** TO BE DONE **
From the listing below, pull out the lines that hold "JSON".

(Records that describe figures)
━━━━
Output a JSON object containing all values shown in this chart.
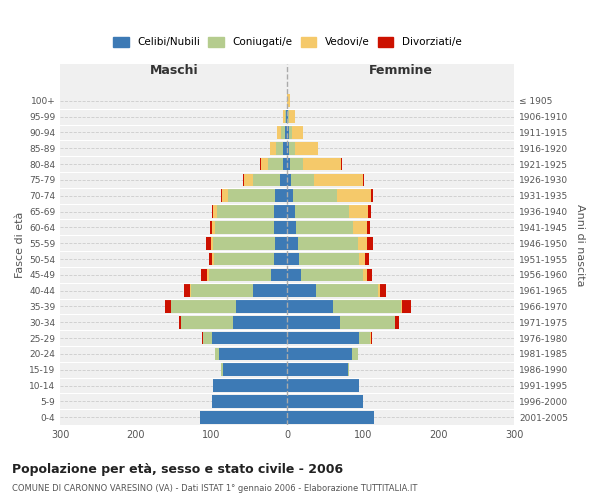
{
  "age_groups": [
    "0-4",
    "5-9",
    "10-14",
    "15-19",
    "20-24",
    "25-29",
    "30-34",
    "35-39",
    "40-44",
    "45-49",
    "50-54",
    "55-59",
    "60-64",
    "65-69",
    "70-74",
    "75-79",
    "80-84",
    "85-89",
    "90-94",
    "95-99",
    "100+"
  ],
  "birth_years": [
    "2001-2005",
    "1996-2000",
    "1991-1995",
    "1986-1990",
    "1981-1985",
    "1976-1980",
    "1971-1975",
    "1966-1970",
    "1961-1965",
    "1956-1960",
    "1951-1955",
    "1946-1950",
    "1941-1945",
    "1936-1940",
    "1931-1935",
    "1926-1930",
    "1921-1925",
    "1916-1920",
    "1911-1915",
    "1906-1910",
    "≤ 1905"
  ],
  "maschi": {
    "celibi": [
      115,
      100,
      98,
      85,
      90,
      100,
      72,
      68,
      45,
      22,
      17,
      16,
      17,
      18,
      16,
      10,
      5,
      5,
      3,
      1,
      0
    ],
    "coniugati": [
      0,
      0,
      0,
      2,
      5,
      12,
      68,
      85,
      82,
      82,
      80,
      82,
      78,
      75,
      62,
      35,
      20,
      10,
      5,
      2,
      0
    ],
    "vedovi": [
      0,
      0,
      0,
      0,
      0,
      0,
      1,
      1,
      1,
      2,
      2,
      3,
      4,
      5,
      8,
      12,
      10,
      8,
      5,
      2,
      0
    ],
    "divorziati": [
      0,
      0,
      0,
      0,
      1,
      1,
      2,
      8,
      8,
      8,
      5,
      7,
      3,
      2,
      2,
      1,
      1,
      0,
      0,
      0,
      0
    ]
  },
  "femmine": {
    "nubili": [
      115,
      100,
      95,
      80,
      85,
      95,
      70,
      60,
      38,
      18,
      15,
      14,
      12,
      10,
      8,
      5,
      3,
      2,
      2,
      1,
      0
    ],
    "coniugate": [
      0,
      0,
      0,
      2,
      8,
      15,
      72,
      90,
      82,
      82,
      80,
      80,
      75,
      72,
      58,
      30,
      18,
      8,
      4,
      1,
      0
    ],
    "vedove": [
      0,
      0,
      0,
      0,
      0,
      1,
      1,
      2,
      3,
      5,
      8,
      12,
      18,
      25,
      45,
      65,
      50,
      30,
      15,
      8,
      3
    ],
    "divorziate": [
      0,
      0,
      0,
      0,
      0,
      1,
      5,
      12,
      8,
      7,
      5,
      7,
      4,
      4,
      2,
      1,
      1,
      0,
      0,
      0,
      0
    ]
  },
  "colors": {
    "celibi_nubili": "#3d7ab5",
    "coniugati": "#b5cc8e",
    "vedovi": "#f5c96a",
    "divorziati": "#cc1100"
  },
  "title": "Popolazione per età, sesso e stato civile - 2006",
  "subtitle": "COMUNE DI CARONNO VARESINO (VA) - Dati ISTAT 1° gennaio 2006 - Elaborazione TUTTITALIA.IT",
  "ylabel_left": "Fasce di età",
  "ylabel_right": "Anni di nascita",
  "xlabel_left": "Maschi",
  "xlabel_right": "Femmine",
  "xlim": 300,
  "bg_color": "#f0f0f0",
  "grid_color": "#cccccc"
}
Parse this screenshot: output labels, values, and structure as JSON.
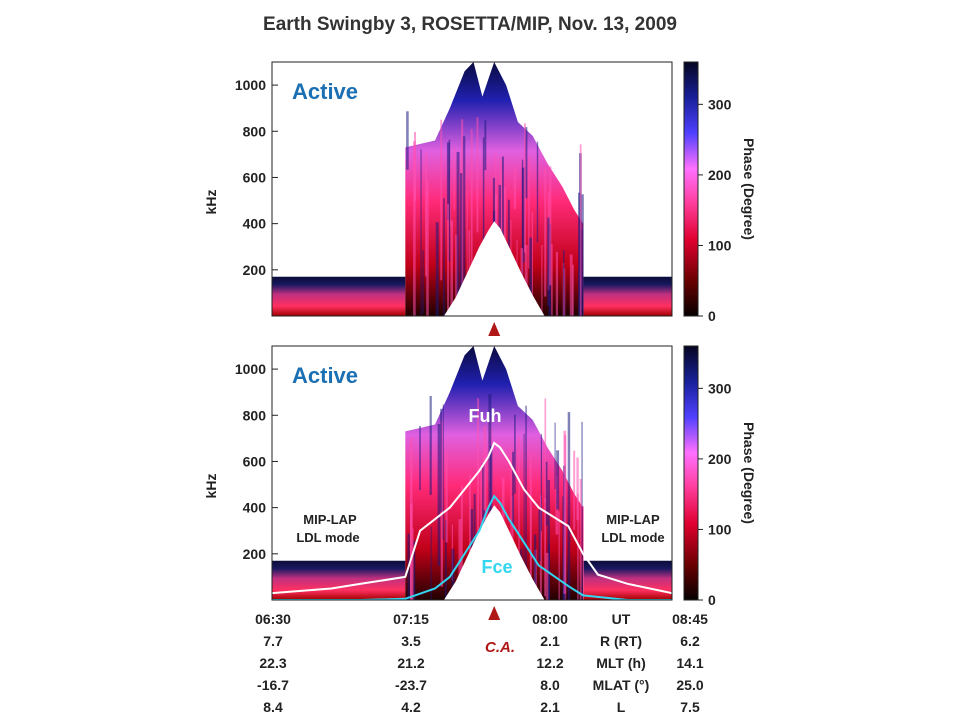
{
  "chart_data": {
    "type": "heatmap",
    "title": "Earth Swingby 3, ROSETTA/MIP, Nov. 13, 2009",
    "panels": [
      {
        "label": "Active",
        "ylabel": "kHz",
        "yticks": [
          200,
          400,
          600,
          800,
          1000
        ],
        "ylim": [
          0,
          1100
        ],
        "colorbar": {
          "label": "Phase (Degree)",
          "ticks": [
            0,
            100,
            200,
            300
          ],
          "range": [
            0,
            360
          ]
        },
        "annotations": []
      },
      {
        "label": "Active",
        "ylabel": "kHz",
        "yticks": [
          200,
          400,
          600,
          800,
          1000
        ],
        "ylim": [
          0,
          1100
        ],
        "colorbar": {
          "label": "Phase (Degree)",
          "ticks": [
            0,
            100,
            200,
            300
          ],
          "range": [
            0,
            360
          ]
        },
        "annotations": [
          {
            "id": "fuh",
            "text": "Fuh"
          },
          {
            "id": "fce",
            "text": "Fce"
          },
          {
            "id": "mode-left-1",
            "text": "MIP-LAP"
          },
          {
            "id": "mode-left-2",
            "text": "LDL mode"
          },
          {
            "id": "mode-right-1",
            "text": "MIP-LAP"
          },
          {
            "id": "mode-right-2",
            "text": "LDL mode"
          }
        ],
        "lines": [
          {
            "name": "Fuh",
            "x": [
              "06:30",
              "06:50",
              "07:00",
              "07:15",
              "07:20",
              "07:30",
              "07:35",
              "07:40",
              "07:43",
              "07:45",
              "07:47",
              "07:50",
              "07:55",
              "08:00",
              "08:10",
              "08:15",
              "08:20",
              "08:30",
              "08:45"
            ],
            "y": [
              30,
              50,
              70,
              100,
              300,
              400,
              480,
              560,
              620,
              680,
              660,
              600,
              480,
              400,
              320,
              200,
              110,
              70,
              30
            ]
          },
          {
            "name": "Fce",
            "x": [
              "06:30",
              "07:00",
              "07:15",
              "07:25",
              "07:30",
              "07:35",
              "07:40",
              "07:43",
              "07:45",
              "07:47",
              "07:50",
              "07:55",
              "08:00",
              "08:10",
              "08:15",
              "08:30",
              "08:45"
            ],
            "y": [
              0,
              0,
              5,
              50,
              100,
              200,
              300,
              400,
              450,
              420,
              350,
              250,
              150,
              60,
              20,
              0,
              0
            ]
          }
        ]
      }
    ],
    "time_axis": {
      "ticks": [
        "06:30",
        "07:15",
        "08:00",
        "UT",
        "08:45"
      ],
      "rows": [
        {
          "label": "R (RT)",
          "values": [
            "7.7",
            "3.5",
            "2.1",
            "6.2"
          ]
        },
        {
          "label": "MLT (h)",
          "values": [
            "22.3",
            "21.2",
            "12.2",
            "14.1"
          ]
        },
        {
          "label": "MLAT (°)",
          "values": [
            "-16.7",
            "-23.7",
            "8.0",
            "25.0"
          ]
        },
        {
          "label": "L",
          "values": [
            "8.4",
            "4.2",
            "2.1",
            "7.5"
          ]
        }
      ],
      "marker": "C.A.",
      "marker_time": "07:45"
    }
  }
}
━━━━
** FULL OUTPUT **
Output a JSON object containing all values shown in this chart.
Parse this screenshot: output labels, values, and structure as JSON.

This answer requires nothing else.